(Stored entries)
[Begin]
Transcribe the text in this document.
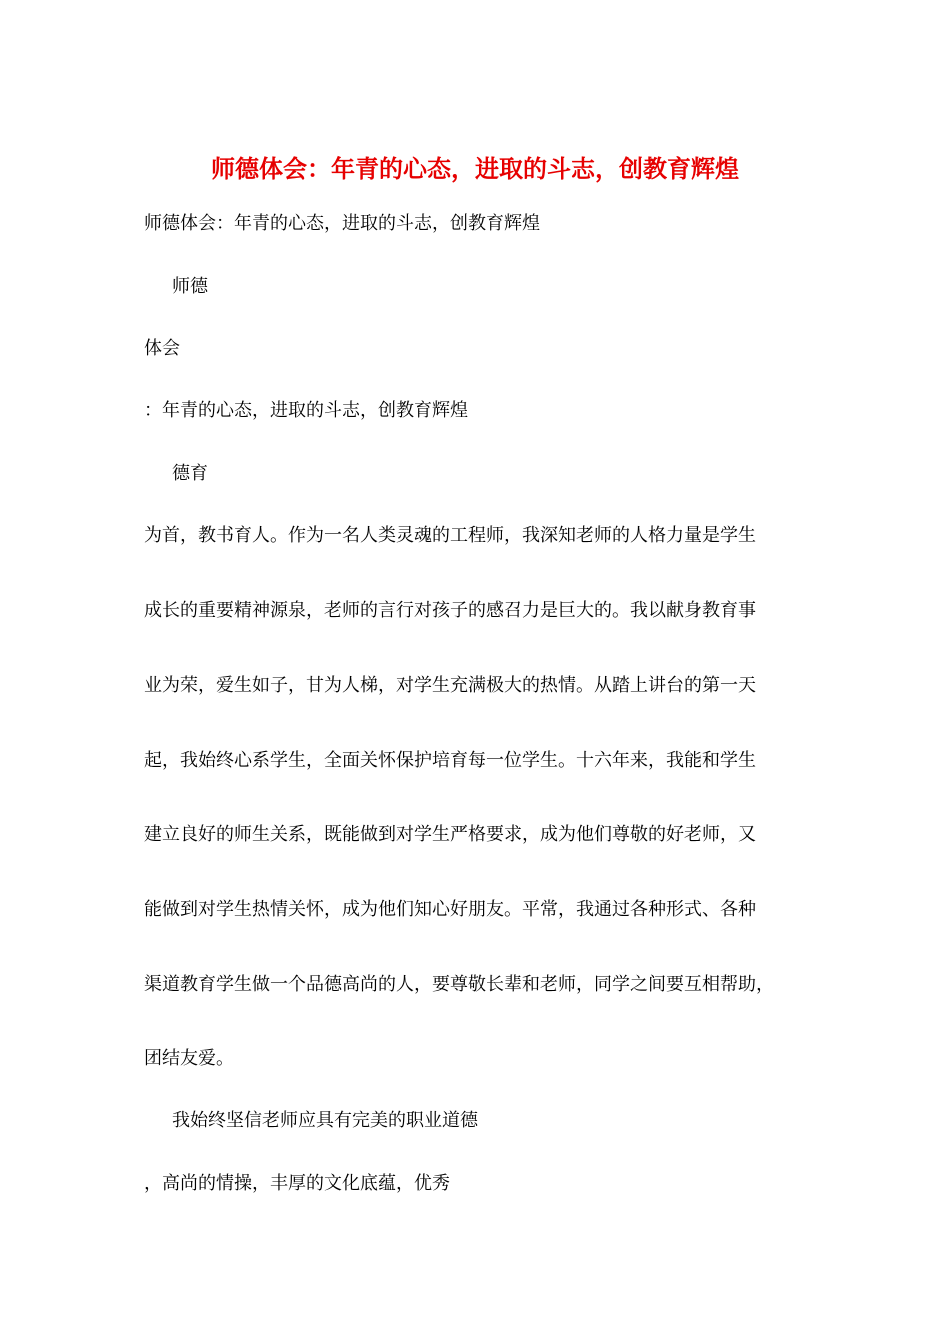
师德体会：年青的心态，进取的斗志，创教育辉煌
师德体会：年青的心态，进取的斗志，创教育辉煌
师德
体会
：年青的心态，进取的斗志，创教育辉煌
德育
为首，教书育人。作为一名人类灵魂的工程师，我深知老师的人格力量是学生
成长的重要精神源泉，老师的言行对孩子的感召力是巨大的。我以献身教育事
业为荣，爱生如子，甘为人梯，对学生充满极大的热情。从踏上讲台的第一天
起，我始终心系学生，全面关怀保护培育每一位学生。十六年来，我能和学生
建立良好的师生关系，既能做到对学生严格要求，成为他们尊敬的好老师，又
能做到对学生热情关怀，成为他们知心好朋友。平常，我通过各种形式、各种
渠道教育学生做一个品德高尚的人，要尊敬长辈和老师，同学之间要互相帮助，
团结友爱。
我始终坚信老师应具有完美的职业道德
，高尚的情操，丰厚的文化底蕴，优秀
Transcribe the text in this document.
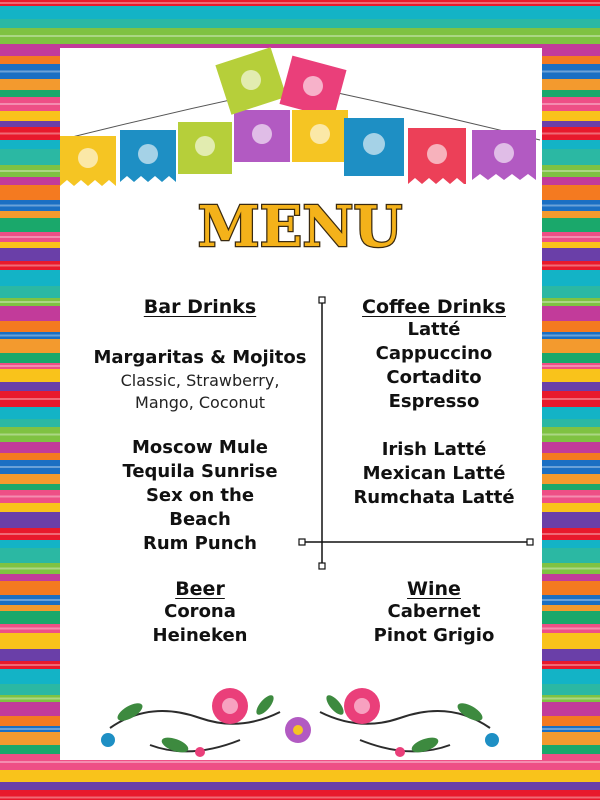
MENU
Bar Drinks
Margaritas & Mojitos
Classic, Strawberry,
Mango, Coconut
Moscow Mule
Tequila Sunrise
Sex on the
Beach
Rum Punch
Coffee Drinks
Latté
Cappuccino
Cortadito
Espresso
Irish Latté
Mexican Latté
Rumchata Latté
Beer
Corona
Heineken
Wine
Cabernet
Pinot Grigio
[End]
What you are asked to do
Write every record out again exactly; no pictures belong in the copy.

Solution for this exercise
Transcribe the text in this document.
师德体会：年青的心态，进取的斗志，创教育辉煌
师德体会：年青的心态，进取的斗志，创教育辉煌
师德
体会
：年青的心态，进取的斗志，创教育辉煌
德育
为首，教书育人。作为一名人类灵魂的工程师，我深知老师的人格力量是学生
成长的重要精神源泉，老师的言行对孩子的感召力是巨大的。我以献身教育事
业为荣，爱生如子，甘为人梯，对学生充满极大的热情。从踏上讲台的第一天
起，我始终心系学生，全面关怀保护培育每一位学生。十六年来，我能和学生
建立良好的师生关系，既能做到对学生严格要求，成为他们尊敬的好老师，又
能做到对学生热情关怀，成为他们知心好朋友。平常，我通过各种形式、各种
渠道教育学生做一个品德高尚的人，要尊敬长辈和老师，同学之间要互相帮助，
团结友爱。
我始终坚信老师应具有完美的职业道德
，高尚的情操，丰厚的文化底蕴，优秀
Transcribe the text in this document.
MENU
Bar Drinks
Margaritas & Mojitos
Classic, Strawberry,
Mango, Coconut
Moscow Mule
Tequila Sunrise
Sex on the
Beach
Rum Punch
Coffee Drinks
Latté
Cappuccino
Cortadito
Espresso
Irish Latté
Mexican Latté
Rumchata Latté
Beer
Corona
Heineken
Wine
Cabernet
Pinot Grigio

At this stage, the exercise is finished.